» Work instructions: Track down every line below that holds "title" and copy it.

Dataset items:
- - - -
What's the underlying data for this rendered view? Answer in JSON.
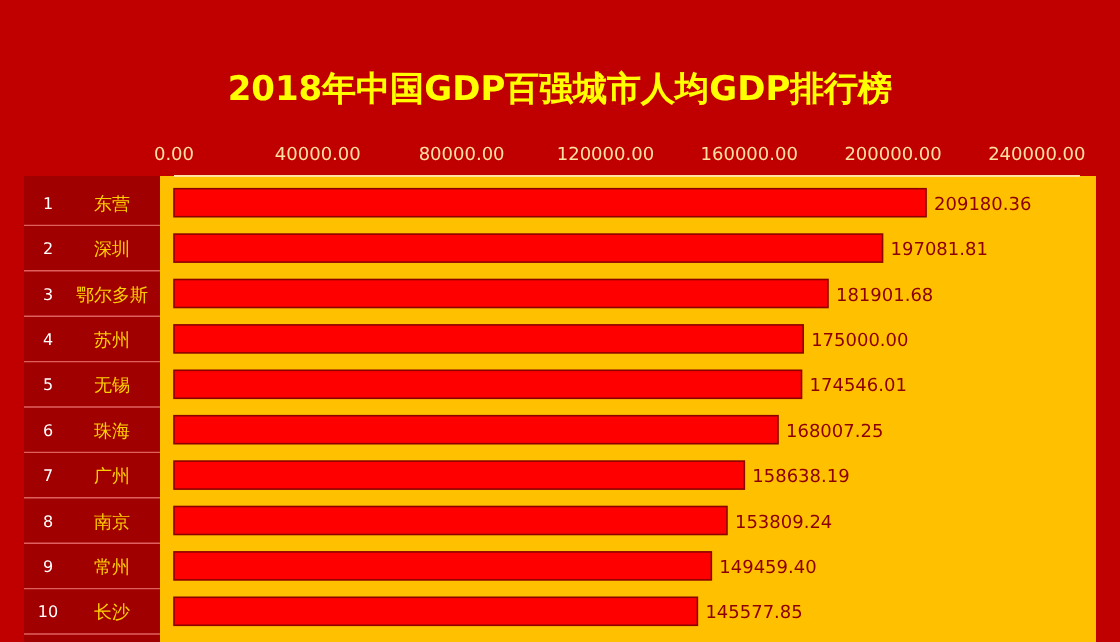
{
  "chart_data": {
    "type": "bar",
    "orientation": "horizontal",
    "title": "2018年中国GDP百强城市人均GDP排行榜",
    "categories": [
      "东营",
      "深圳",
      "鄂尔多斯",
      "苏州",
      "无锡",
      "珠海",
      "广州",
      "南京",
      "常州",
      "长沙"
    ],
    "annotations": [
      "1",
      "2",
      "3",
      "4",
      "5",
      "6",
      "7",
      "8",
      "9",
      "10"
    ],
    "values": [
      209180.36,
      197081.81,
      181901.68,
      175000.0,
      174546.01,
      168007.25,
      158638.19,
      153809.24,
      149459.4,
      145577.85
    ],
    "color": "#ff0000",
    "xlim": [
      0,
      252000
    ],
    "xticks": [
      {
        "value": 0,
        "label": "0.00"
      },
      {
        "value": 40000,
        "label": "40000.00"
      },
      {
        "value": 80000,
        "label": "80000.00"
      },
      {
        "value": 120000,
        "label": "120000.00"
      },
      {
        "value": 160000,
        "label": "160000.00"
      },
      {
        "value": 200000,
        "label": "200000.00"
      },
      {
        "value": 240000,
        "label": "240000.00"
      }
    ],
    "value_labels": [
      "209180.36",
      "197081.81",
      "181901.68",
      "175000.00",
      "174546.01",
      "168007.25",
      "158638.19",
      "153809.24",
      "149459.40",
      "145577.85"
    ],
    "grid": false
  }
}
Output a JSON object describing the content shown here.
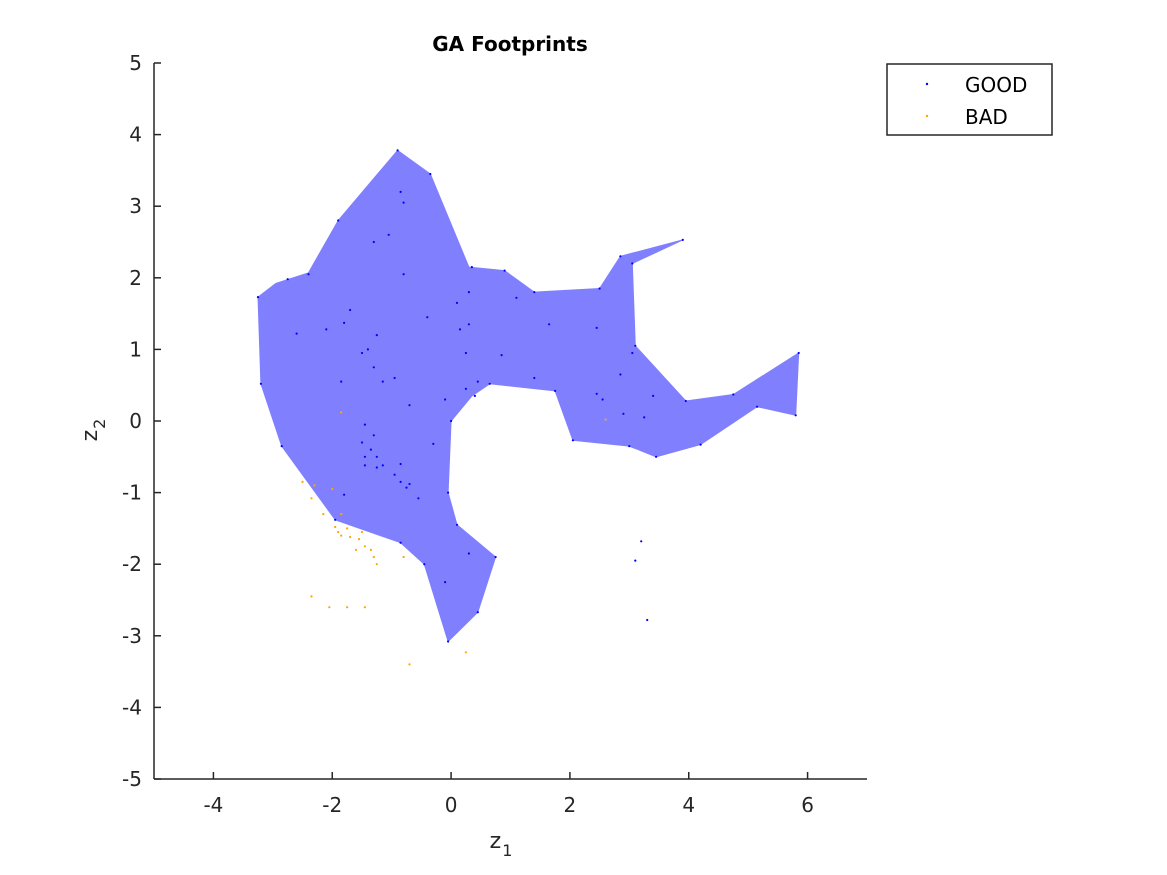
{
  "chart_data": {
    "type": "scatter",
    "title": "GA Footprints",
    "xlabel": {
      "main": "z",
      "sub": "1"
    },
    "ylabel": {
      "main": "z",
      "sub": "2"
    },
    "xlim": [
      -5,
      7
    ],
    "ylim": [
      -5,
      5
    ],
    "xticks": [
      -4,
      -2,
      0,
      2,
      4,
      6
    ],
    "yticks": [
      -5,
      -4,
      -3,
      -2,
      -1,
      0,
      1,
      2,
      3,
      4,
      5
    ],
    "grid": false,
    "legend_position": "top-right",
    "colors": {
      "good": "#0000ff",
      "bad": "#ffa500",
      "footprint": "#8080ff"
    },
    "footprint": {
      "polygon": [
        [
          -3.25,
          1.73
        ],
        [
          -2.95,
          1.92
        ],
        [
          -2.4,
          2.07
        ],
        [
          -1.9,
          2.8
        ],
        [
          -0.9,
          3.78
        ],
        [
          -0.35,
          3.45
        ],
        [
          0.3,
          2.15
        ],
        [
          0.9,
          2.1
        ],
        [
          1.4,
          1.8
        ],
        [
          2.5,
          1.85
        ],
        [
          2.85,
          2.3
        ],
        [
          3.9,
          2.53
        ],
        [
          3.05,
          2.2
        ],
        [
          3.1,
          1.05
        ],
        [
          3.95,
          0.28
        ],
        [
          4.75,
          0.37
        ],
        [
          5.85,
          0.95
        ],
        [
          5.8,
          0.08
        ],
        [
          5.15,
          0.2
        ],
        [
          4.2,
          -0.33
        ],
        [
          3.45,
          -0.5
        ],
        [
          3.0,
          -0.35
        ],
        [
          2.05,
          -0.27
        ],
        [
          1.75,
          0.42
        ],
        [
          0.65,
          0.52
        ],
        [
          0.35,
          0.35
        ],
        [
          0.0,
          0.0
        ],
        [
          -0.05,
          -1.0
        ],
        [
          0.1,
          -1.45
        ],
        [
          0.75,
          -1.9
        ],
        [
          0.45,
          -2.67
        ],
        [
          -0.05,
          -3.08
        ],
        [
          -0.45,
          -2.0
        ],
        [
          -0.85,
          -1.7
        ],
        [
          -1.95,
          -1.38
        ],
        [
          -2.85,
          -0.35
        ],
        [
          -3.2,
          0.52
        ]
      ]
    },
    "series": [
      {
        "name": "GOOD",
        "points": [
          [
            -3.25,
            1.73
          ],
          [
            -2.75,
            1.98
          ],
          [
            -2.4,
            2.05
          ],
          [
            -1.9,
            2.8
          ],
          [
            -0.9,
            3.78
          ],
          [
            -0.35,
            3.45
          ],
          [
            -0.85,
            3.2
          ],
          [
            -0.8,
            3.05
          ],
          [
            -1.3,
            2.5
          ],
          [
            -1.05,
            2.6
          ],
          [
            -0.8,
            2.05
          ],
          [
            0.35,
            2.15
          ],
          [
            0.9,
            2.1
          ],
          [
            1.1,
            1.72
          ],
          [
            1.4,
            1.8
          ],
          [
            2.5,
            1.85
          ],
          [
            2.85,
            2.3
          ],
          [
            3.9,
            2.53
          ],
          [
            3.05,
            2.2
          ],
          [
            3.1,
            1.05
          ],
          [
            3.95,
            0.28
          ],
          [
            4.75,
            0.37
          ],
          [
            5.85,
            0.95
          ],
          [
            5.8,
            0.08
          ],
          [
            5.15,
            0.2
          ],
          [
            4.2,
            -0.33
          ],
          [
            3.45,
            -0.5
          ],
          [
            3.0,
            -0.35
          ],
          [
            2.05,
            -0.27
          ],
          [
            -2.6,
            1.22
          ],
          [
            -2.1,
            1.28
          ],
          [
            -1.7,
            1.55
          ],
          [
            -1.8,
            1.37
          ],
          [
            -1.25,
            1.2
          ],
          [
            -0.4,
            1.45
          ],
          [
            0.1,
            1.65
          ],
          [
            0.3,
            1.8
          ],
          [
            0.15,
            1.28
          ],
          [
            0.3,
            1.35
          ],
          [
            0.25,
            0.95
          ],
          [
            0.85,
            0.92
          ],
          [
            1.65,
            1.35
          ],
          [
            2.45,
            1.3
          ],
          [
            2.85,
            0.65
          ],
          [
            3.05,
            0.95
          ],
          [
            1.4,
            0.6
          ],
          [
            1.75,
            0.42
          ],
          [
            2.45,
            0.38
          ],
          [
            2.55,
            0.3
          ],
          [
            2.9,
            0.1
          ],
          [
            3.25,
            0.05
          ],
          [
            3.4,
            0.35
          ],
          [
            -1.5,
            0.95
          ],
          [
            -1.4,
            1.0
          ],
          [
            -1.3,
            0.75
          ],
          [
            -1.15,
            0.55
          ],
          [
            -0.95,
            0.6
          ],
          [
            -1.85,
            0.55
          ],
          [
            -0.7,
            0.22
          ],
          [
            -0.1,
            0.3
          ],
          [
            0.25,
            0.45
          ],
          [
            0.4,
            0.35
          ],
          [
            0.45,
            0.55
          ],
          [
            0.65,
            0.52
          ],
          [
            0.0,
            0.0
          ],
          [
            -3.2,
            0.52
          ],
          [
            -2.85,
            -0.35
          ],
          [
            -1.45,
            -0.05
          ],
          [
            -1.3,
            -0.2
          ],
          [
            -1.5,
            -0.3
          ],
          [
            -1.35,
            -0.4
          ],
          [
            -1.25,
            -0.5
          ],
          [
            -1.45,
            -0.5
          ],
          [
            -1.15,
            -0.62
          ],
          [
            -1.25,
            -0.65
          ],
          [
            -1.45,
            -0.62
          ],
          [
            -0.85,
            -0.6
          ],
          [
            -0.95,
            -0.75
          ],
          [
            -0.85,
            -0.85
          ],
          [
            -0.7,
            -0.88
          ],
          [
            -0.75,
            -0.93
          ],
          [
            -0.55,
            -1.08
          ],
          [
            -0.3,
            -0.32
          ],
          [
            -0.05,
            -1.0
          ],
          [
            -1.8,
            -1.03
          ],
          [
            -1.95,
            -1.38
          ],
          [
            -0.85,
            -1.7
          ],
          [
            -0.45,
            -2.0
          ],
          [
            0.1,
            -1.45
          ],
          [
            0.3,
            -1.85
          ],
          [
            0.75,
            -1.9
          ],
          [
            0.45,
            -2.67
          ],
          [
            -0.05,
            -3.08
          ],
          [
            -0.1,
            -2.25
          ],
          [
            3.2,
            -1.68
          ],
          [
            3.1,
            -1.95
          ],
          [
            3.3,
            -2.78
          ]
        ]
      },
      {
        "name": "BAD",
        "points": [
          [
            -2.5,
            -0.85
          ],
          [
            -2.3,
            -0.9
          ],
          [
            -2.35,
            -1.08
          ],
          [
            -2.0,
            -0.95
          ],
          [
            -2.15,
            -1.3
          ],
          [
            -1.85,
            -1.3
          ],
          [
            -1.95,
            -1.48
          ],
          [
            -1.9,
            -1.55
          ],
          [
            -1.85,
            -1.6
          ],
          [
            -1.75,
            -1.5
          ],
          [
            -1.7,
            -1.62
          ],
          [
            -1.5,
            -1.55
          ],
          [
            -1.55,
            -1.65
          ],
          [
            -1.45,
            -1.75
          ],
          [
            -1.6,
            -1.8
          ],
          [
            -1.35,
            -1.8
          ],
          [
            -1.3,
            -1.9
          ],
          [
            -1.25,
            -2.0
          ],
          [
            -0.8,
            -1.9
          ],
          [
            -2.35,
            -2.45
          ],
          [
            -2.05,
            -2.6
          ],
          [
            -1.75,
            -2.6
          ],
          [
            -1.45,
            -2.6
          ],
          [
            -0.7,
            -3.4
          ],
          [
            0.25,
            -3.23
          ],
          [
            -1.85,
            0.12
          ],
          [
            2.6,
            0.02
          ]
        ]
      }
    ]
  }
}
- - - -
» Output:
    "title": "2018年中国GDP百强城市人均GDP排行榜",
    "title": "GA Footprints",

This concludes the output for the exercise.